Aim:
Every entry must be echoed exactly.

Information supplied:

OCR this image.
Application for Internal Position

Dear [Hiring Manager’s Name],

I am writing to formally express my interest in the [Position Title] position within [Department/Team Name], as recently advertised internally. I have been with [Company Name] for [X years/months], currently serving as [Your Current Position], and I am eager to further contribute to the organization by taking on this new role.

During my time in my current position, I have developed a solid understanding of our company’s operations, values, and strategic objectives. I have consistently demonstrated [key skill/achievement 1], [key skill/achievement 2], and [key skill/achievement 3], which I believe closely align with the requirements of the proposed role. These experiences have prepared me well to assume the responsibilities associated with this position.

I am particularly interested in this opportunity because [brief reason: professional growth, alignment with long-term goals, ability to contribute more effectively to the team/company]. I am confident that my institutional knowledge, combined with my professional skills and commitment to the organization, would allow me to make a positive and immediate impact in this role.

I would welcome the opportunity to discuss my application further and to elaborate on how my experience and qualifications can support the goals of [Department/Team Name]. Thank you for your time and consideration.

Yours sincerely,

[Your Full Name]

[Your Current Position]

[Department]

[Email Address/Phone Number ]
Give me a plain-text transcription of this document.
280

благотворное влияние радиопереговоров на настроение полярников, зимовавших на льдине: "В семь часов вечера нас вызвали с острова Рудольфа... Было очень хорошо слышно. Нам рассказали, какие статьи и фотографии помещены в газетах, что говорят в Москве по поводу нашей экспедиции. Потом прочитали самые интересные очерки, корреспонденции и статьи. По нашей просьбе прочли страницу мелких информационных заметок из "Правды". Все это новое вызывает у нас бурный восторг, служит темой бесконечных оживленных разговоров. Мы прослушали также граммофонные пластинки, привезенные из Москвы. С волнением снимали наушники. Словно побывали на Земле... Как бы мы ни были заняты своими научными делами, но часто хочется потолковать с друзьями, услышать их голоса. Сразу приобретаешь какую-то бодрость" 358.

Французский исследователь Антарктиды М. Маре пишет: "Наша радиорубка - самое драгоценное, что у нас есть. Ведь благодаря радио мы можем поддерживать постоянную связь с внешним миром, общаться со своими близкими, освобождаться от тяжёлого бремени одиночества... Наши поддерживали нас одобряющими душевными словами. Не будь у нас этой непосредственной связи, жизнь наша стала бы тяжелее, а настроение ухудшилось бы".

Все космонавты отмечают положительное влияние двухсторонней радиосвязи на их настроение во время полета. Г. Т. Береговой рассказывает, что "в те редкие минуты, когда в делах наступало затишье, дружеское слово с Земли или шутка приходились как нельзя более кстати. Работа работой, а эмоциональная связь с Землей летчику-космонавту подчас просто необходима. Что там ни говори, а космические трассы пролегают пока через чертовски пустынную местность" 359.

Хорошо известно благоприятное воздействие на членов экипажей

Solution:
OCR this image.
Application for Internal Position

Dear [Hiring Manager’s Name],

I am writing to formally express my interest in the [Position Title] position within [Department/Team Name], as recently advertised internally. I have been with [Company Name] for [X years/months], currently serving as [Your Current Position], and I am eager to further contribute to the organization by taking on this new role.

During my time in my current position, I have developed a solid understanding of our company’s operations, values, and strategic objectives. I have consistently demonstrated [key skill/achievement 1], [key skill/achievement 2], and [key skill/achievement 3], which I believe closely align with the requirements of the proposed role. These experiences have prepared me well to assume the responsibilities associated with this position.

I am particularly interested in this opportunity because [brief reason: professional growth, alignment with long-term goals, ability to contribute more effectively to the team/company]. I am confident that my institutional knowledge, combined with my professional skills and commitment to the organization, would allow me to make a positive and immediate impact in this role.

I would welcome the opportunity to discuss my application further and to elaborate on how my experience and qualifications can support the goals of [Department/Team Name]. Thank you for your time and consideration.

Yours sincerely,

[Your Full Name]

[Your Current Position]

[Department]

[Email Address/Phone Number ]
Give me a plain-text transcription of this document.
280

благотворное влияние радиопереговоров на настроение полярников, зимовавших на льдине: "В семь часов вечера нас вызвали с острова Рудольфа... Было очень хорошо слышно. Нам рассказали, какие статьи и фотографии помещены в газетах, что говорят в Москве по поводу нашей экспедиции. Потом прочитали самые интересные очерки, корреспонденции и статьи. По нашей просьбе прочли страницу мелких информационных заметок из "Правды". Все это новое вызывает у нас бурный восторг, служит темой бесконечных оживленных разговоров. Мы прослушали также граммофонные пластинки, привезенные из Москвы. С волнением снимали наушники. Словно побывали на Земле... Как бы мы ни были заняты своими научными делами, но часто хочется потолковать с друзьями, услышать их голоса. Сразу приобретаешь какую-то бодрость" 358.

Французский исследователь Антарктиды М. Маре пишет: "Наша радиорубка - самое драгоценное, что у нас есть. Ведь благодаря радио мы можем поддерживать постоянную связь с внешним миром, общаться со своими близкими, освобождаться от тяжёлого бремени одиночества... Наши поддерживали нас одобряющими душевными словами. Не будь у нас этой непосредственной связи, жизнь наша стала бы тяжелее, а настроение ухудшилось бы".

Все космонавты отмечают положительное влияние двухсторонней радиосвязи на их настроение во время полета. Г. Т. Береговой рассказывает, что "в те редкие минуты, когда в делах наступало затишье, дружеское слово с Земли или шутка приходились как нельзя более кстати. Работа работой, а эмоциональная связь с Землей летчику-космонавту подчас просто необходима. Что там ни говори, а космические трассы пролегают пока через чертовски пустынную местность" 359.

Хорошо известно благоприятное воздействие на членов экипажей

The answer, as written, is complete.